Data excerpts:
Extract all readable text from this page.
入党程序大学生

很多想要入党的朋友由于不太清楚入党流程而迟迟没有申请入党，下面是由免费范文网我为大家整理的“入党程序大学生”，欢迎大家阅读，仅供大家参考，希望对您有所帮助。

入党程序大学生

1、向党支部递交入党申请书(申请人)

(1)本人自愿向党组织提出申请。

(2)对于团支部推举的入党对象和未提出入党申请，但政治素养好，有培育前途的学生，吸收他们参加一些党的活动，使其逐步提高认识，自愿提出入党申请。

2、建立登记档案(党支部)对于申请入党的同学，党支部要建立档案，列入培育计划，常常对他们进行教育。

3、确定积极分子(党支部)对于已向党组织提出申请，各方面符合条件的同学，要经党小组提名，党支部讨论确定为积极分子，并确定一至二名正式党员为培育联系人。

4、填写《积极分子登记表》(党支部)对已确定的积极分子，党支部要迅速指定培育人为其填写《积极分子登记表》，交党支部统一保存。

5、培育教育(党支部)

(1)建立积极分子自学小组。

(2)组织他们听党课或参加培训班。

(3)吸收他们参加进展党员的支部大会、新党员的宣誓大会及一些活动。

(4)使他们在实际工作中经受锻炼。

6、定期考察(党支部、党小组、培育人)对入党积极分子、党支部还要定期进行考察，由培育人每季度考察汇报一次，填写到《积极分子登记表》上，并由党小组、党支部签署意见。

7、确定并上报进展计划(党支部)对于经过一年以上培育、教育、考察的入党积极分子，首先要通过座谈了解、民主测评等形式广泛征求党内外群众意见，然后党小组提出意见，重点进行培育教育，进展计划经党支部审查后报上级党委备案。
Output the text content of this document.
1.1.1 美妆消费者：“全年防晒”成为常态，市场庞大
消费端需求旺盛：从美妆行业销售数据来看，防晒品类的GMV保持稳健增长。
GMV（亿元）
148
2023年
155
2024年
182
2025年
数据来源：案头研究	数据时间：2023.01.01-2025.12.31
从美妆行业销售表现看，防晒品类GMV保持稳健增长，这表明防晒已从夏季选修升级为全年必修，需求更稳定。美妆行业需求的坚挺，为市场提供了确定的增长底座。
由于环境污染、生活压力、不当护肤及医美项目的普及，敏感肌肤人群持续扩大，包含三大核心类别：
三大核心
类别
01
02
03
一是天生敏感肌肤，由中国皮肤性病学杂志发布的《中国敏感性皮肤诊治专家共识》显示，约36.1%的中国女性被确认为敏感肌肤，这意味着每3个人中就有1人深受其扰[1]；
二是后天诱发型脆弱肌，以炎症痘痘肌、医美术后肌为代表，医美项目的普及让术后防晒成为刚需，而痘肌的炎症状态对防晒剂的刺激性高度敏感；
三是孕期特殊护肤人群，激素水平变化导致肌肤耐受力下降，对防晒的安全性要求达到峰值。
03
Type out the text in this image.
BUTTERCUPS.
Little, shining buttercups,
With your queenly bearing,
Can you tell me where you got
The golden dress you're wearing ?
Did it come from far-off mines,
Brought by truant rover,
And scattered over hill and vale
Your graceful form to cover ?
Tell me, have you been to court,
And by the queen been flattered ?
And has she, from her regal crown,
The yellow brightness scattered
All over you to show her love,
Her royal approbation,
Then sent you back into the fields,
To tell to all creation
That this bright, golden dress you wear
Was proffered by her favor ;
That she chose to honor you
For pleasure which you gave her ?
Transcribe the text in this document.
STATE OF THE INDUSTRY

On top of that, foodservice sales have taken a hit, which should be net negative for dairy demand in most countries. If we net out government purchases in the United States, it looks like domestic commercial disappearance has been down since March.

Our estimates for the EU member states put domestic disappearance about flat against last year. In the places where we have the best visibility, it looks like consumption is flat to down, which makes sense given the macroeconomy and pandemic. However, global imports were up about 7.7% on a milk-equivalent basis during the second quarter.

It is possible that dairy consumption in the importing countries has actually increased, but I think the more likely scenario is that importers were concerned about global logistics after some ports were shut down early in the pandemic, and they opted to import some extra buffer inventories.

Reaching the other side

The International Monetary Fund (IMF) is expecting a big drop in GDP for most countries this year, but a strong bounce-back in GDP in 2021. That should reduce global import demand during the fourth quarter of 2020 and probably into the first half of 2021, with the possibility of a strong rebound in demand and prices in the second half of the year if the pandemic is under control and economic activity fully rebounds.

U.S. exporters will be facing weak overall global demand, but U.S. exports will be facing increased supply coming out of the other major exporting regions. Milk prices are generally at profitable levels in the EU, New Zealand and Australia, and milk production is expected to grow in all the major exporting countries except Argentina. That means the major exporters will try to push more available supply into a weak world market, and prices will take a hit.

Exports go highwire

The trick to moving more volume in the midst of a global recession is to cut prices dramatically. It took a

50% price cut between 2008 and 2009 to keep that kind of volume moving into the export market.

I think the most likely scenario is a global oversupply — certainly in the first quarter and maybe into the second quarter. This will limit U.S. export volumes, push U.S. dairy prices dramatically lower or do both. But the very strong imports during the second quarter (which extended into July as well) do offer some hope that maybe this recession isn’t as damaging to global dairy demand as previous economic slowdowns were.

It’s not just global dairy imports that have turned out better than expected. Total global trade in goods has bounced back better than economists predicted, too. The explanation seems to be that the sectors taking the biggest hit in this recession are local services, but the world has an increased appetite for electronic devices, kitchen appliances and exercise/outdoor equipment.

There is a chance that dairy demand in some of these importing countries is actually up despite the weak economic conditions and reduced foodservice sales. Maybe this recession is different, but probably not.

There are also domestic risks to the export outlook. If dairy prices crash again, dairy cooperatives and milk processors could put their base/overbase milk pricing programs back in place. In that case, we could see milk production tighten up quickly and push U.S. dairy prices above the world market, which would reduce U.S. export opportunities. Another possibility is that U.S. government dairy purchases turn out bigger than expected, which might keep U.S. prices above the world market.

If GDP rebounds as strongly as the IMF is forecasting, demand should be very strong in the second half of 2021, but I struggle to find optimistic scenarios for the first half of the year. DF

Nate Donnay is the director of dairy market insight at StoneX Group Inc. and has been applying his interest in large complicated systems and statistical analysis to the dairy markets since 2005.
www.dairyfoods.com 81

### EXERCISE GOAL
Every entry should be printed again exactly as it stands.

### REPLY
Extract all readable text from this page.
入党程序大学生

很多想要入党的朋友由于不太清楚入党流程而迟迟没有申请入党，下面是由免费范文网我为大家整理的“入党程序大学生”，欢迎大家阅读，仅供大家参考，希望对您有所帮助。

入党程序大学生

1、向党支部递交入党申请书(申请人)

(1)本人自愿向党组织提出申请。

(2)对于团支部推举的入党对象和未提出入党申请，但政治素养好，有培育前途的学生，吸收他们参加一些党的活动，使其逐步提高认识，自愿提出入党申请。

2、建立登记档案(党支部)对于申请入党的同学，党支部要建立档案，列入培育计划，常常对他们进行教育。

3、确定积极分子(党支部)对于已向党组织提出申请，各方面符合条件的同学，要经党小组提名，党支部讨论确定为积极分子，并确定一至二名正式党员为培育联系人。

4、填写《积极分子登记表》(党支部)对已确定的积极分子，党支部要迅速指定培育人为其填写《积极分子登记表》，交党支部统一保存。

5、培育教育(党支部)

(1)建立积极分子自学小组。

(2)组织他们听党课或参加培训班。

(3)吸收他们参加进展党员的支部大会、新党员的宣誓大会及一些活动。

(4)使他们在实际工作中经受锻炼。

6、定期考察(党支部、党小组、培育人)对入党积极分子、党支部还要定期进行考察，由培育人每季度考察汇报一次，填写到《积极分子登记表》上，并由党小组、党支部签署意见。

7、确定并上报进展计划(党支部)对于经过一年以上培育、教育、考察的入党积极分子，首先要通过座谈了解、民主测评等形式广泛征求党内外群众意见，然后党小组提出意见，重点进行培育教育，进展计划经党支部审查后报上级党委备案。
Output the text content of this document.
1.1.1 美妆消费者：“全年防晒”成为常态，市场庞大
消费端需求旺盛：从美妆行业销售数据来看，防晒品类的GMV保持稳健增长。
GMV（亿元）
148
2023年
155
2024年
182
2025年
数据来源：案头研究	数据时间：2023.01.01-2025.12.31
从美妆行业销售表现看，防晒品类GMV保持稳健增长，这表明防晒已从夏季选修升级为全年必修，需求更稳定。美妆行业需求的坚挺，为市场提供了确定的增长底座。
由于环境污染、生活压力、不当护肤及医美项目的普及，敏感肌肤人群持续扩大，包含三大核心类别：
三大核心
类别
01
02
03
一是天生敏感肌肤，由中国皮肤性病学杂志发布的《中国敏感性皮肤诊治专家共识》显示，约36.1%的中国女性被确认为敏感肌肤，这意味着每3个人中就有1人深受其扰[1]；
二是后天诱发型脆弱肌，以炎症痘痘肌、医美术后肌为代表，医美项目的普及让术后防晒成为刚需，而痘肌的炎症状态对防晒剂的刺激性高度敏感；
三是孕期特殊护肤人群，激素水平变化导致肌肤耐受力下降，对防晒的安全性要求达到峰值。
03
Type out the text in this image.
BUTTERCUPS.
Little, shining buttercups,
With your queenly bearing,
Can you tell me where you got
The golden dress you're wearing ?
Did it come from far-off mines,
Brought by truant rover,
And scattered over hill and vale
Your graceful form to cover ?
Tell me, have you been to court,
And by the queen been flattered ?
And has she, from her regal crown,
The yellow brightness scattered
All over you to show her love,
Her royal approbation,
Then sent you back into the fields,
To tell to all creation
That this bright, golden dress you wear
Was proffered by her favor ;
That she chose to honor you
For pleasure which you gave her ?
Transcribe the text in this document.
STATE OF THE INDUSTRY

On top of that, foodservice sales have taken a hit, which should be net negative for dairy demand in most countries. If we net out government purchases in the United States, it looks like domestic commercial disappearance has been down since March.

Our estimates for the EU member states put domestic disappearance about flat against last year. In the places where we have the best visibility, it looks like consumption is flat to down, which makes sense given the macroeconomy and pandemic. However, global imports were up about 7.7% on a milk-equivalent basis during the second quarter.

It is possible that dairy consumption in the importing countries has actually increased, but I think the more likely scenario is that importers were concerned about global logistics after some ports were shut down early in the pandemic, and they opted to import some extra buffer inventories.

Reaching the other side

The International Monetary Fund (IMF) is expecting a big drop in GDP for most countries this year, but a strong bounce-back in GDP in 2021. That should reduce global import demand during the fourth quarter of 2020 and probably into the first half of 2021, with the possibility of a strong rebound in demand and prices in the second half of the year if the pandemic is under control and economic activity fully rebounds.

U.S. exporters will be facing weak overall global demand, but U.S. exports will be facing increased supply coming out of the other major exporting regions. Milk prices are generally at profitable levels in the EU, New Zealand and Australia, and milk production is expected to grow in all the major exporting countries except Argentina. That means the major exporters will try to push more available supply into a weak world market, and prices will take a hit.

Exports go highwire

The trick to moving more volume in the midst of a global recession is to cut prices dramatically. It took a

50% price cut between 2008 and 2009 to keep that kind of volume moving into the export market.

I think the most likely scenario is a global oversupply — certainly in the first quarter and maybe into the second quarter. This will limit U.S. export volumes, push U.S. dairy prices dramatically lower or do both. But the very strong imports during the second quarter (which extended into July as well) do offer some hope that maybe this recession isn’t as damaging to global dairy demand as previous economic slowdowns were.

It’s not just global dairy imports that have turned out better than expected. Total global trade in goods has bounced back better than economists predicted, too. The explanation seems to be that the sectors taking the biggest hit in this recession are local services, but the world has an increased appetite for electronic devices, kitchen appliances and exercise/outdoor equipment.

There is a chance that dairy demand in some of these importing countries is actually up despite the weak economic conditions and reduced foodservice sales. Maybe this recession is different, but probably not.

There are also domestic risks to the export outlook. If dairy prices crash again, dairy cooperatives and milk processors could put their base/overbase milk pricing programs back in place. In that case, we could see milk production tighten up quickly and push U.S. dairy prices above the world market, which would reduce U.S. export opportunities. Another possibility is that U.S. government dairy purchases turn out bigger than expected, which might keep U.S. prices above the world market.

If GDP rebounds as strongly as the IMF is forecasting, demand should be very strong in the second half of 2021, but I struggle to find optimistic scenarios for the first half of the year. DF

Nate Donnay is the director of dairy market insight at StoneX Group Inc. and has been applying his interest in large complicated systems and statistical analysis to the dairy markets since 2005.
www.dairyfoods.com 81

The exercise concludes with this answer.